— Required task —
Will you output all of the data below exactly, omitting the images?

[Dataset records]
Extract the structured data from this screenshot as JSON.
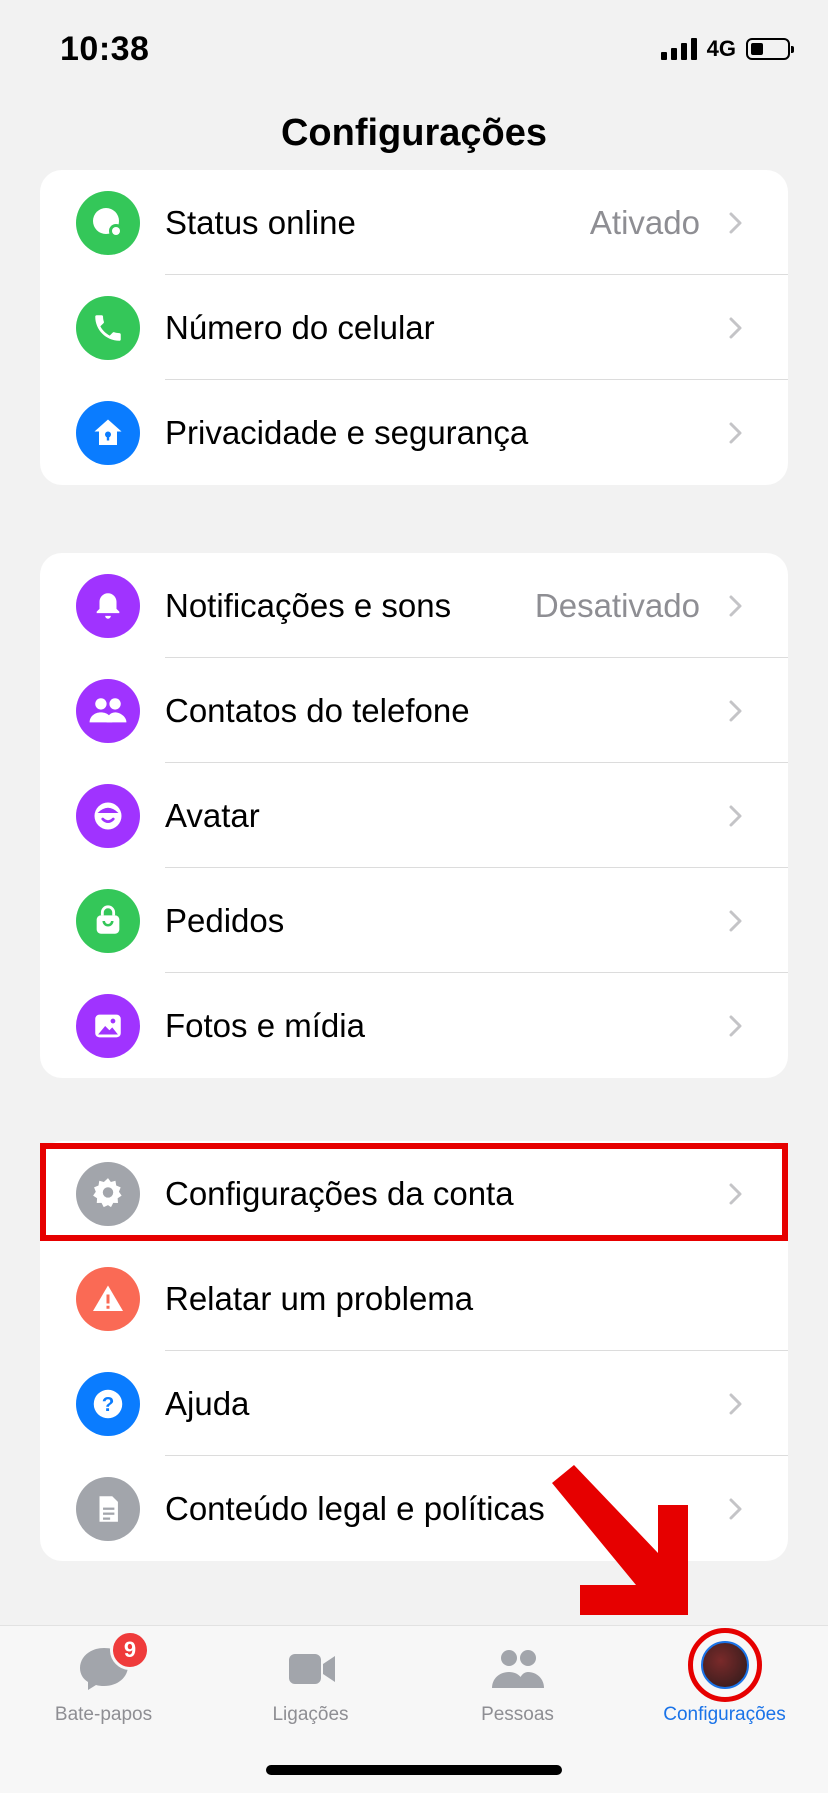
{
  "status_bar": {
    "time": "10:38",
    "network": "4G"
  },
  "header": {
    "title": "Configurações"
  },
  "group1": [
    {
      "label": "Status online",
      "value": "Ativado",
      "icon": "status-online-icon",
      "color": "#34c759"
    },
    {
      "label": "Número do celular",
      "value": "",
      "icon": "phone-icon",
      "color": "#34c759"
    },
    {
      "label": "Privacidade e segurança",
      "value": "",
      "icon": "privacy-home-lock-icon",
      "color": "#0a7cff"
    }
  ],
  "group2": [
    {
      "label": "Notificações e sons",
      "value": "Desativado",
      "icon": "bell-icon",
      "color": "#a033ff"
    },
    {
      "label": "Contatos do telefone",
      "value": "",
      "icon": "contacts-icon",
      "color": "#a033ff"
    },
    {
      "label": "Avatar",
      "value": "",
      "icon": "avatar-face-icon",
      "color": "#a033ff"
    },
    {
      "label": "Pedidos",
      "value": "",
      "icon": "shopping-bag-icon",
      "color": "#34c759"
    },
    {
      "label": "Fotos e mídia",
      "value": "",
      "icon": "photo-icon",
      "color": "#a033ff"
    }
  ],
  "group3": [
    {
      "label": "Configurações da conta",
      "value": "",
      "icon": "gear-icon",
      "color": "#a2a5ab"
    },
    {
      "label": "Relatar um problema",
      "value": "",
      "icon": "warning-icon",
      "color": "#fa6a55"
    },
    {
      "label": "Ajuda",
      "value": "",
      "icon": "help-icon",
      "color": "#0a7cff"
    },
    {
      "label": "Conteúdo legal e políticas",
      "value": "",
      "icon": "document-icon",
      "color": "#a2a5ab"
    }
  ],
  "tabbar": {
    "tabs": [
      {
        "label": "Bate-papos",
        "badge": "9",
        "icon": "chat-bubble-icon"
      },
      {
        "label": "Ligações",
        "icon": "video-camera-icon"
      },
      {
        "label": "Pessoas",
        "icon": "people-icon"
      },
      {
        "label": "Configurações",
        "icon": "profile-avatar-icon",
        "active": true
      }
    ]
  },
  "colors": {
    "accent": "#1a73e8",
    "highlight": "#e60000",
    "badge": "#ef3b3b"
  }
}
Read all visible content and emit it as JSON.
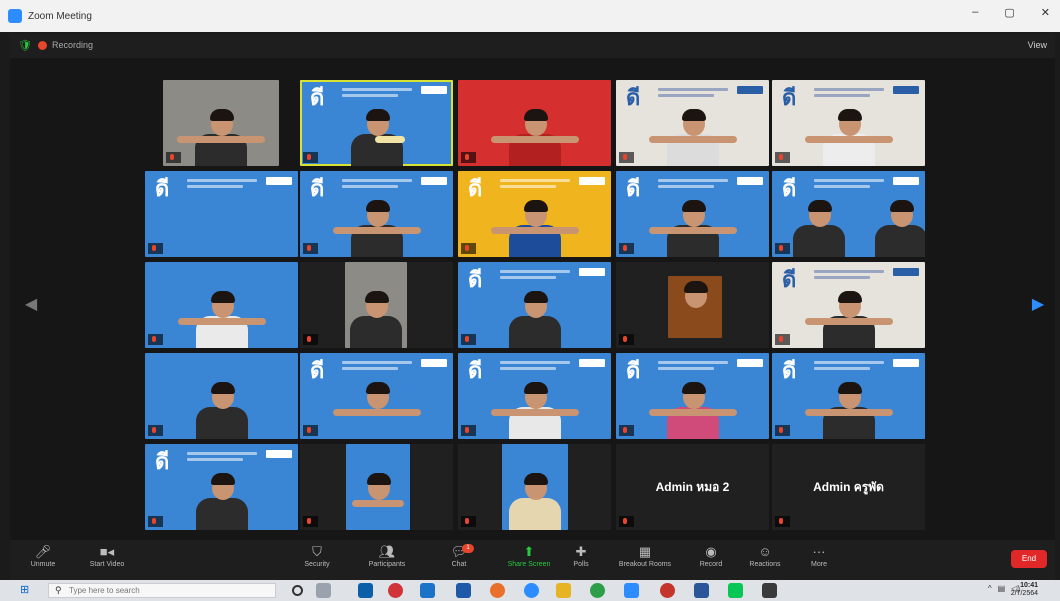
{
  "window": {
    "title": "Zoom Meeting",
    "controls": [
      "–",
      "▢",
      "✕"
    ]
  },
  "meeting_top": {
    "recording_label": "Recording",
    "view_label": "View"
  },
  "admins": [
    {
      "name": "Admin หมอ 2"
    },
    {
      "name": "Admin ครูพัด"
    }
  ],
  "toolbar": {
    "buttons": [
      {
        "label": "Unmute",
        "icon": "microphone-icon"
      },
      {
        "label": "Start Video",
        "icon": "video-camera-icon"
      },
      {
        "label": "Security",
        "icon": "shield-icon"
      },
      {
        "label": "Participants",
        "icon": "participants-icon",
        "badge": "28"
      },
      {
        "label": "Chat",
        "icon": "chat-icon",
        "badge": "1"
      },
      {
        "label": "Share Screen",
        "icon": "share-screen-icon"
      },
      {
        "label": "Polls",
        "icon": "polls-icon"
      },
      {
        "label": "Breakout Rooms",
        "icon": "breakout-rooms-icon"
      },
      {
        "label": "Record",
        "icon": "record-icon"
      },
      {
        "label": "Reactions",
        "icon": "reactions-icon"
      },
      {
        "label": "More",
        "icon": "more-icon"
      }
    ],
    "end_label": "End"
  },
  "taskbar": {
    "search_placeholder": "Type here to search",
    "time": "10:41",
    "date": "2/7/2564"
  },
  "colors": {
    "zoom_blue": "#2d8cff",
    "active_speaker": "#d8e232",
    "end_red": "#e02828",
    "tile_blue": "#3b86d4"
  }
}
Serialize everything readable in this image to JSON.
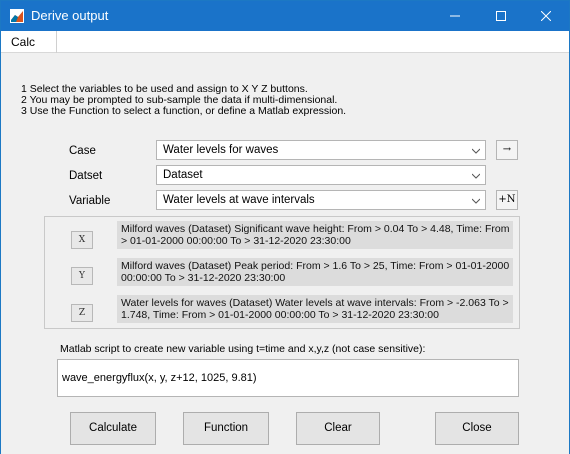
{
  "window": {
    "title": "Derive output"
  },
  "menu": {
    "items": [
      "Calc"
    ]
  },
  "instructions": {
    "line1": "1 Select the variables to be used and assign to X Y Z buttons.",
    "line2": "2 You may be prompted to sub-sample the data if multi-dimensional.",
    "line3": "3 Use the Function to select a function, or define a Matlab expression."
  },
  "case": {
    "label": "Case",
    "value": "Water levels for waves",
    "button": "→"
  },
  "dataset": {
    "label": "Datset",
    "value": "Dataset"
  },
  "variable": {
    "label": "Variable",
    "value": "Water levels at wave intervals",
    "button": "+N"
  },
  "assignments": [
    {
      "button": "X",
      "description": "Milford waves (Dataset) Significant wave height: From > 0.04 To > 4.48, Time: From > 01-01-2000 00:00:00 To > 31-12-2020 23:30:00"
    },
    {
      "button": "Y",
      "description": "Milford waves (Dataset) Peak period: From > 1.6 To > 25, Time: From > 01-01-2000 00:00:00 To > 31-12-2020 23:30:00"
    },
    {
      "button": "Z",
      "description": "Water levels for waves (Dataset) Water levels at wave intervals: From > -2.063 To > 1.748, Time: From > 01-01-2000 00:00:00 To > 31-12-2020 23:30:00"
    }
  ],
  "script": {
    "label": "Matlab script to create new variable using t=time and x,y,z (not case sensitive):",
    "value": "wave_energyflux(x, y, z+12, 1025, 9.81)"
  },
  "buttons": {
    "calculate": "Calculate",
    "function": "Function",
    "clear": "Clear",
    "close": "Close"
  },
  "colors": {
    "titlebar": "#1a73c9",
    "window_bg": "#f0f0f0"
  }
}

— Solution —
Extract the structured data from this screenshot as JSON.
{
  "status_bar": {
    "time": "10:38",
    "network": "4G"
  },
  "header": {
    "title": "Configurações"
  },
  "group1": [
    {
      "label": "Status online",
      "value": "Ativado",
      "icon": "status-online-icon",
      "color": "#34c759"
    },
    {
      "label": "Número do celular",
      "value": "",
      "icon": "phone-icon",
      "color": "#34c759"
    },
    {
      "label": "Privacidade e segurança",
      "value": "",
      "icon": "privacy-home-lock-icon",
      "color": "#0a7cff"
    }
  ],
  "group2": [
    {
      "label": "Notificações e sons",
      "value": "Desativado",
      "icon": "bell-icon",
      "color": "#a033ff"
    },
    {
      "label": "Contatos do telefone",
      "value": "",
      "icon": "contacts-icon",
      "color": "#a033ff"
    },
    {
      "label": "Avatar",
      "value": "",
      "icon": "avatar-face-icon",
      "color": "#a033ff"
    },
    {
      "label": "Pedidos",
      "value": "",
      "icon": "shopping-bag-icon",
      "color": "#34c759"
    },
    {
      "label": "Fotos e mídia",
      "value": "",
      "icon": "photo-icon",
      "color": "#a033ff"
    }
  ],
  "group3": [
    {
      "label": "Configurações da conta",
      "value": "",
      "icon": "gear-icon",
      "color": "#a2a5ab"
    },
    {
      "label": "Relatar um problema",
      "value": "",
      "icon": "warning-icon",
      "color": "#fa6a55"
    },
    {
      "label": "Ajuda",
      "value": "",
      "icon": "help-icon",
      "color": "#0a7cff"
    },
    {
      "label": "Conteúdo legal e políticas",
      "value": "",
      "icon": "document-icon",
      "color": "#a2a5ab"
    }
  ],
  "tabbar": {
    "tabs": [
      {
        "label": "Bate-papos",
        "badge": "9",
        "icon": "chat-bubble-icon"
      },
      {
        "label": "Ligações",
        "icon": "video-camera-icon"
      },
      {
        "label": "Pessoas",
        "icon": "people-icon"
      },
      {
        "label": "Configurações",
        "icon": "profile-avatar-icon",
        "active": true
      }
    ]
  },
  "colors": {
    "accent": "#1a73e8",
    "highlight": "#e60000",
    "badge": "#ef3b3b"
  }
}
Read all visible content and emit it as JSON.
{
  "window": {
    "title": "Zoom Meeting",
    "controls": [
      "–",
      "▢",
      "✕"
    ]
  },
  "meeting_top": {
    "recording_label": "Recording",
    "view_label": "View"
  },
  "admins": [
    {
      "name": "Admin หมอ 2"
    },
    {
      "name": "Admin ครูพัด"
    }
  ],
  "toolbar": {
    "buttons": [
      {
        "label": "Unmute",
        "icon": "microphone-icon"
      },
      {
        "label": "Start Video",
        "icon": "video-camera-icon"
      },
      {
        "label": "Security",
        "icon": "shield-icon"
      },
      {
        "label": "Participants",
        "icon": "participants-icon",
        "badge": "28"
      },
      {
        "label": "Chat",
        "icon": "chat-icon",
        "badge": "1"
      },
      {
        "label": "Share Screen",
        "icon": "share-screen-icon"
      },
      {
        "label": "Polls",
        "icon": "polls-icon"
      },
      {
        "label": "Breakout Rooms",
        "icon": "breakout-rooms-icon"
      },
      {
        "label": "Record",
        "icon": "record-icon"
      },
      {
        "label": "Reactions",
        "icon": "reactions-icon"
      },
      {
        "label": "More",
        "icon": "more-icon"
      }
    ],
    "end_label": "End"
  },
  "taskbar": {
    "search_placeholder": "Type here to search",
    "time": "10:41",
    "date": "2/7/2564"
  },
  "colors": {
    "zoom_blue": "#2d8cff",
    "active_speaker": "#d8e232",
    "end_red": "#e02828",
    "tile_blue": "#3b86d4"
  }
}
Serialize everything readable in this image to JSON.
{
  "window": {
    "title": "Derive output"
  },
  "menu": {
    "items": [
      "Calc"
    ]
  },
  "instructions": {
    "line1": "1 Select the variables to be used and assign to X Y Z buttons.",
    "line2": "2 You may be prompted to sub-sample the data if multi-dimensional.",
    "line3": "3 Use the Function to select a function, or define a Matlab expression."
  },
  "case": {
    "label": "Case",
    "value": "Water levels for waves",
    "button": "→"
  },
  "dataset": {
    "label": "Datset",
    "value": "Dataset"
  },
  "variable": {
    "label": "Variable",
    "value": "Water levels at wave intervals",
    "button": "+N"
  },
  "assignments": [
    {
      "button": "X",
      "description": "Milford waves (Dataset) Significant wave height: From > 0.04 To > 4.48, Time: From > 01-01-2000 00:00:00 To > 31-12-2020 23:30:00"
    },
    {
      "button": "Y",
      "description": "Milford waves (Dataset) Peak period: From > 1.6 To > 25, Time: From > 01-01-2000 00:00:00 To > 31-12-2020 23:30:00"
    },
    {
      "button": "Z",
      "description": "Water levels for waves (Dataset) Water levels at wave intervals: From > -2.063 To > 1.748, Time: From > 01-01-2000 00:00:00 To > 31-12-2020 23:30:00"
    }
  ],
  "script": {
    "label": "Matlab script to create new variable using t=time and x,y,z (not case sensitive):",
    "value": "wave_energyflux(x, y, z+12, 1025, 9.81)"
  },
  "buttons": {
    "calculate": "Calculate",
    "function": "Function",
    "clear": "Clear",
    "close": "Close"
  },
  "colors": {
    "titlebar": "#1a73c9",
    "window_bg": "#f0f0f0"
  }
}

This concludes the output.